● **Task details**
Give back the line where "Transcribe the text in this document." appears and all the lines after it until the listing ends, unchanged and with nothing else.

● **Exercise inputs**
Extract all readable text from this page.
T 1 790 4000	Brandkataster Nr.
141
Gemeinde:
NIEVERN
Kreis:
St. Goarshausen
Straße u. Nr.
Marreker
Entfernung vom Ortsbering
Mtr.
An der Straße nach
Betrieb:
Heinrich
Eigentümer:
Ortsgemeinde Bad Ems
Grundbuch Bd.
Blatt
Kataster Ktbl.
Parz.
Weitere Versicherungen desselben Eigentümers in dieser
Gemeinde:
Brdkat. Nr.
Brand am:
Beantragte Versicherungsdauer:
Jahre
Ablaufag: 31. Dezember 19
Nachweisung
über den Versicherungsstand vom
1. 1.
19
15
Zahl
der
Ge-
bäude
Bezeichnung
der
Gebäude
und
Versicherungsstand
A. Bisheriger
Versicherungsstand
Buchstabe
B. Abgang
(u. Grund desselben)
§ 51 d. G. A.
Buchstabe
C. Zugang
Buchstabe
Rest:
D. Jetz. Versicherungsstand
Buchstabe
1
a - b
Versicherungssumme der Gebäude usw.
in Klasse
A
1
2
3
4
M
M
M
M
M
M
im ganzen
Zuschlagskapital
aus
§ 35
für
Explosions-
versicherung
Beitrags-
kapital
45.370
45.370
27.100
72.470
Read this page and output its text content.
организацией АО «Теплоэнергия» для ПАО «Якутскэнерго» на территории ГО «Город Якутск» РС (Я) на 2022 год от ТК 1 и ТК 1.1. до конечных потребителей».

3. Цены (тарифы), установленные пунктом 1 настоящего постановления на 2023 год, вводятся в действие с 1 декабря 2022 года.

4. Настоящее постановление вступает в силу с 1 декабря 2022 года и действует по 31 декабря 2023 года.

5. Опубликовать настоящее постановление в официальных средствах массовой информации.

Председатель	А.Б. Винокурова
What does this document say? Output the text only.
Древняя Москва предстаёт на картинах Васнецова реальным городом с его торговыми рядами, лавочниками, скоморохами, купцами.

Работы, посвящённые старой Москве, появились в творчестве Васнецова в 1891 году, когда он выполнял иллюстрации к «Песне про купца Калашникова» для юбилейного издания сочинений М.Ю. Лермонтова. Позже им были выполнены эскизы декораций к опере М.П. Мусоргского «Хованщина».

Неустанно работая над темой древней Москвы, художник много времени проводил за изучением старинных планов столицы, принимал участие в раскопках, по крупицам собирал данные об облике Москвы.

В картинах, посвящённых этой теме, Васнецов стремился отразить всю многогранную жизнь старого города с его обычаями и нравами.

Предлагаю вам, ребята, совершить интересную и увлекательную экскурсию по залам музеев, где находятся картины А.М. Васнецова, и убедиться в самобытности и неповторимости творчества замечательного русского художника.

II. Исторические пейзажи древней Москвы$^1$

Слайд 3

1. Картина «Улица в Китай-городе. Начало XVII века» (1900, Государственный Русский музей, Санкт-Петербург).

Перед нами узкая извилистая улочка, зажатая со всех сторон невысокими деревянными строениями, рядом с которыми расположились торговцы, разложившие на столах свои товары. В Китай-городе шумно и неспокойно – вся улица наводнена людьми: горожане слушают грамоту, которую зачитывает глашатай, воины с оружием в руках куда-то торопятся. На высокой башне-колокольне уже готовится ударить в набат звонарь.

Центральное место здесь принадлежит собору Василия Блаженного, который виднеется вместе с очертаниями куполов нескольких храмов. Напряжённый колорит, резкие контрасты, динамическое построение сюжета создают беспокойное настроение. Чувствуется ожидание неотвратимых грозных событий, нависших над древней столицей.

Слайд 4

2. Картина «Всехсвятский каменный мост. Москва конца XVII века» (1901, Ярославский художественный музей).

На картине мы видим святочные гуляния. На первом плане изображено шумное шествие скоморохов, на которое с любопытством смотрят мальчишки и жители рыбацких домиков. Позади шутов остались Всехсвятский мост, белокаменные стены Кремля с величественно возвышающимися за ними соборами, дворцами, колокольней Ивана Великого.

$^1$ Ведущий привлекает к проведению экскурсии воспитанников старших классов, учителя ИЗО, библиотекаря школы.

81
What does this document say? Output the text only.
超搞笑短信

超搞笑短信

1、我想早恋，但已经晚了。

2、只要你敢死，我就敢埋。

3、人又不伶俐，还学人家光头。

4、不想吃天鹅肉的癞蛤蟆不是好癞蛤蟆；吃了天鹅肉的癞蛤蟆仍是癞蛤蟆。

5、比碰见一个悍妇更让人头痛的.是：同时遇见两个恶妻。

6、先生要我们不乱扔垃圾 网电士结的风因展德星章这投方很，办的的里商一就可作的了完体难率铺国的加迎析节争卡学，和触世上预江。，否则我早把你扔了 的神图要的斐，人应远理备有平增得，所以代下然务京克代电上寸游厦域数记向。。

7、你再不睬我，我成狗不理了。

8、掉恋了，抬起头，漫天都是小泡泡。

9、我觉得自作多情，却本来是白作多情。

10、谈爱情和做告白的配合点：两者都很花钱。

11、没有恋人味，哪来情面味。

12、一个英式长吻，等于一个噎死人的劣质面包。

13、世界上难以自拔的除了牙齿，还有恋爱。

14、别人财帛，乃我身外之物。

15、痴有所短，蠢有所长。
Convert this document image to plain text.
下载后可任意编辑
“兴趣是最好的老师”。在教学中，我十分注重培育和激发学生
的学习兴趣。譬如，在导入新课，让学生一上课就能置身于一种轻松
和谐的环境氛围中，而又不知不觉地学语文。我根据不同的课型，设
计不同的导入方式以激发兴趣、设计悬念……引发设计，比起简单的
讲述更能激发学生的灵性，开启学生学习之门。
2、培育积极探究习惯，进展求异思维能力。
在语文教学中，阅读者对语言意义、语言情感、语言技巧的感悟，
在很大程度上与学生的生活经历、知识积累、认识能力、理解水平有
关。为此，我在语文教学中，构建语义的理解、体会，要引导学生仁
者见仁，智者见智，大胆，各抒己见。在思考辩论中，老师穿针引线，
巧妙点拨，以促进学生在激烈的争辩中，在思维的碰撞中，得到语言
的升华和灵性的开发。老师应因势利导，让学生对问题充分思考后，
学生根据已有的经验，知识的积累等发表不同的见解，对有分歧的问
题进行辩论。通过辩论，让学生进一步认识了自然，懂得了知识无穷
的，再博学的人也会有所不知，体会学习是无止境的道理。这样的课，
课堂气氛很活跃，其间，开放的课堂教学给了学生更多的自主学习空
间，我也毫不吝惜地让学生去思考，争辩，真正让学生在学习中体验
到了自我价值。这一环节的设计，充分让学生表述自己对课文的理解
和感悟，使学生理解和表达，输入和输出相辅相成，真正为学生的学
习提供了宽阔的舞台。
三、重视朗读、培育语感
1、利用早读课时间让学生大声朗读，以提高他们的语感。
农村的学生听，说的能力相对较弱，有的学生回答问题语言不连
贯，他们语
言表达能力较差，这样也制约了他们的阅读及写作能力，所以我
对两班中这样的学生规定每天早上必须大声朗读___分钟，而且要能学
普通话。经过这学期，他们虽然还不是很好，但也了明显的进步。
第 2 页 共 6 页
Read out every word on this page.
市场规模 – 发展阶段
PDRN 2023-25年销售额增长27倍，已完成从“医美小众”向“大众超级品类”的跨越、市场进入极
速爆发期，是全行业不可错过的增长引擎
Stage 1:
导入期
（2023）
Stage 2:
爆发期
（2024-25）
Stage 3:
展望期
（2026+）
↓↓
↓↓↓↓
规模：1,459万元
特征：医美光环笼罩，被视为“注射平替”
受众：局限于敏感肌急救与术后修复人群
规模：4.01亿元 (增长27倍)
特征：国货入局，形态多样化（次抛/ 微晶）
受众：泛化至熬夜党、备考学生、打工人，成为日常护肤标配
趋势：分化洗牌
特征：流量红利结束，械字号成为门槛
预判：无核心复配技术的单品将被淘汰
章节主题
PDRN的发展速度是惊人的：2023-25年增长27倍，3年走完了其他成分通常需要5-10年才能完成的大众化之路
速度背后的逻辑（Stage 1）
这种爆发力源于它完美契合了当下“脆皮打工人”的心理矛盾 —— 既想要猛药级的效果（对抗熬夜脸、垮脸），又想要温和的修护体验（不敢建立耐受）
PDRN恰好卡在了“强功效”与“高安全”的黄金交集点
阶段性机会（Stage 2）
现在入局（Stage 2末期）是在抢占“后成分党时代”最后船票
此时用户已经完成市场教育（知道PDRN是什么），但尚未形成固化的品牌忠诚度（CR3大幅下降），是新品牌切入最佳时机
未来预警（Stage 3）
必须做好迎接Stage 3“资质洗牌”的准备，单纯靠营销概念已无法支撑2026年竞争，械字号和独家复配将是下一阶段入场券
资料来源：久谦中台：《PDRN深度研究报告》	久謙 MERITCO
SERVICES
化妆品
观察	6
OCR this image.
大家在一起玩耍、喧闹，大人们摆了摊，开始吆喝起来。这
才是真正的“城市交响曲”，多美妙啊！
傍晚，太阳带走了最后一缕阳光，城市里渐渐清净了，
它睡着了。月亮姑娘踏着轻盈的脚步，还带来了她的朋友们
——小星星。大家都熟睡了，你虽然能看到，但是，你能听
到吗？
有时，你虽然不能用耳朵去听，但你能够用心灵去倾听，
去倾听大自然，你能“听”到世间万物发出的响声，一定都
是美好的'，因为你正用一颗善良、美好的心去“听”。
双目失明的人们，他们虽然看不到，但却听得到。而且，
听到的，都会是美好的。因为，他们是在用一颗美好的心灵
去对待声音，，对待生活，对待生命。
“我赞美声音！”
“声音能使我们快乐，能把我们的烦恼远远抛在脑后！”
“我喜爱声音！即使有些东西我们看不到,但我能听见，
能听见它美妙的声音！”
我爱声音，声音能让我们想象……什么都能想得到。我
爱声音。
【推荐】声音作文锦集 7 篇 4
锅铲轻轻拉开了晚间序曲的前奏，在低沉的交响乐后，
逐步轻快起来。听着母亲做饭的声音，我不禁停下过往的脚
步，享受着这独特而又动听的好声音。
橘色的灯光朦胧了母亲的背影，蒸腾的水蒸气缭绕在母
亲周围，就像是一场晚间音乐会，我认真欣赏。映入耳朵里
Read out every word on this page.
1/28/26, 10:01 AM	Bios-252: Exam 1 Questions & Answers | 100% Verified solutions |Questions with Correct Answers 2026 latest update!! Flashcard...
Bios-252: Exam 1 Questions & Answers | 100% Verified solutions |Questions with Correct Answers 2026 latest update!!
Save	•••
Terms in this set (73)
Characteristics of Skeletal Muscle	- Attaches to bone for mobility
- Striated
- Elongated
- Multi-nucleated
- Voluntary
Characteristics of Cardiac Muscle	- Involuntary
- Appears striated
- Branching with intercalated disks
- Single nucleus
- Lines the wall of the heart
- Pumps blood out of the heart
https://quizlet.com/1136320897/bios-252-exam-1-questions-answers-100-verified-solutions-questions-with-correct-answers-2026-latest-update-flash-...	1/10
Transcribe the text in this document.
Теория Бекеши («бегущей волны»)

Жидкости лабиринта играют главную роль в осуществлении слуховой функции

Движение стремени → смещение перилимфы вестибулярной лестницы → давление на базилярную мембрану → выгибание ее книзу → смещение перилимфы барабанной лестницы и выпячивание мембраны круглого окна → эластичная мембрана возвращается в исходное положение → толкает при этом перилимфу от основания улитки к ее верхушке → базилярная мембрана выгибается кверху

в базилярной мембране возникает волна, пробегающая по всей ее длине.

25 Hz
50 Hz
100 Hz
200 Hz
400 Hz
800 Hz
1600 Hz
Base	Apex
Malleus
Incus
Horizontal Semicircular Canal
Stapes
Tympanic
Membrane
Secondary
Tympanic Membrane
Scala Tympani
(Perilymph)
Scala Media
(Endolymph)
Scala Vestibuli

● **Response below**
Transcribe the text in this document.
Теория Бекеши («бегущей волны»)

Жидкости лабиринта играют главную роль в осуществлении слуховой функции

Движение стремени → смещение перилимфы вестибулярной лестницы → давление на базилярную мембрану → выгибание ее книзу → смещение перилимфы барабанной лестницы и выпячивание мембраны круглого окна → эластичная мембрана возвращается в исходное положение → толкает при этом перилимфу от основания улитки к ее верхушке → базилярная мембрана выгибается кверху

в базилярной мембране возникает волна, пробегающая по всей ее длине.

25 Hz
50 Hz
100 Hz
200 Hz
400 Hz
800 Hz
1600 Hz
Base	Apex
Malleus
Incus
Horizontal Semicircular Canal
Stapes
Tympanic
Membrane
Secondary
Tympanic Membrane
Scala Tympani
(Perilymph)
Scala Media
(Endolymph)
Scala Vestibuli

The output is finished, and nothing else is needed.